Excerpt from a dataset
>> BEGIN
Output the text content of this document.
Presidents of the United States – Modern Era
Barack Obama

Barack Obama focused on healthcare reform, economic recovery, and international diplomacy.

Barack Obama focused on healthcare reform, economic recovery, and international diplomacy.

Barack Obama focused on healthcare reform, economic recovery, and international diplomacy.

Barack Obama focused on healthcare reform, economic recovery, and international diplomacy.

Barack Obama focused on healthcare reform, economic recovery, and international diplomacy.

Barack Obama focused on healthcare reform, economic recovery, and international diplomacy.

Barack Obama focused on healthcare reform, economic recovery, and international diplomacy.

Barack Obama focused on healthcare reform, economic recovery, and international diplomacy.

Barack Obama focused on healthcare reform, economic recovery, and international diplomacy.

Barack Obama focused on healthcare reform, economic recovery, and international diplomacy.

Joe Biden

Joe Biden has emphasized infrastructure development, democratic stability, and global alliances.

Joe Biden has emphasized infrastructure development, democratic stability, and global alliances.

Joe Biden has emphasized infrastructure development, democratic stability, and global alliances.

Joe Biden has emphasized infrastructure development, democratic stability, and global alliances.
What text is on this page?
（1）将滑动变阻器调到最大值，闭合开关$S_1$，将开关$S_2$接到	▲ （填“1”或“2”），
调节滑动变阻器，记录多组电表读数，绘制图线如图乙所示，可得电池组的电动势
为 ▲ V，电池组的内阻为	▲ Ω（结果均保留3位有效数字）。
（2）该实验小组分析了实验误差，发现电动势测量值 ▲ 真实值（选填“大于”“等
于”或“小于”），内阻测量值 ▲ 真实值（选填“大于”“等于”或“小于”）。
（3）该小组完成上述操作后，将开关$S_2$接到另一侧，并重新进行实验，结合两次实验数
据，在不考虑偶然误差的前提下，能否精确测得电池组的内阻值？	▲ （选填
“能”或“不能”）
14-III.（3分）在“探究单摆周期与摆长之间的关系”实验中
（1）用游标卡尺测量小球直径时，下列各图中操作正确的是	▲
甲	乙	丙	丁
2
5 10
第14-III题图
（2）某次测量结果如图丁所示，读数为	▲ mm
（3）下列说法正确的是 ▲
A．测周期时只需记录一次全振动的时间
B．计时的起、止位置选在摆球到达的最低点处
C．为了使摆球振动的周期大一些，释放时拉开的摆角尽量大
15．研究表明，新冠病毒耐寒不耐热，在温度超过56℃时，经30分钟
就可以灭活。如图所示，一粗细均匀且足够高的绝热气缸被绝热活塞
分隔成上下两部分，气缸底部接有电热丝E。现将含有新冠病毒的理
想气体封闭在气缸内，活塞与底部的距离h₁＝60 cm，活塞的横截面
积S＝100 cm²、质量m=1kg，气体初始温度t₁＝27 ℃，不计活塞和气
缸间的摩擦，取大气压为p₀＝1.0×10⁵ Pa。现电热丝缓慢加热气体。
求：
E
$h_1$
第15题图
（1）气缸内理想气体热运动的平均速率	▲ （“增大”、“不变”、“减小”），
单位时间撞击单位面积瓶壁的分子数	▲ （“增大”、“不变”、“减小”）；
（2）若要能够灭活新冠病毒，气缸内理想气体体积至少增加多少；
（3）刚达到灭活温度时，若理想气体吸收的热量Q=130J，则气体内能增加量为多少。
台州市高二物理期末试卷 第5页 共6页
>> END
Pick out the lines containing the word "text" and show them.

= Task response =
Output the text content of this document.
What text is on this page?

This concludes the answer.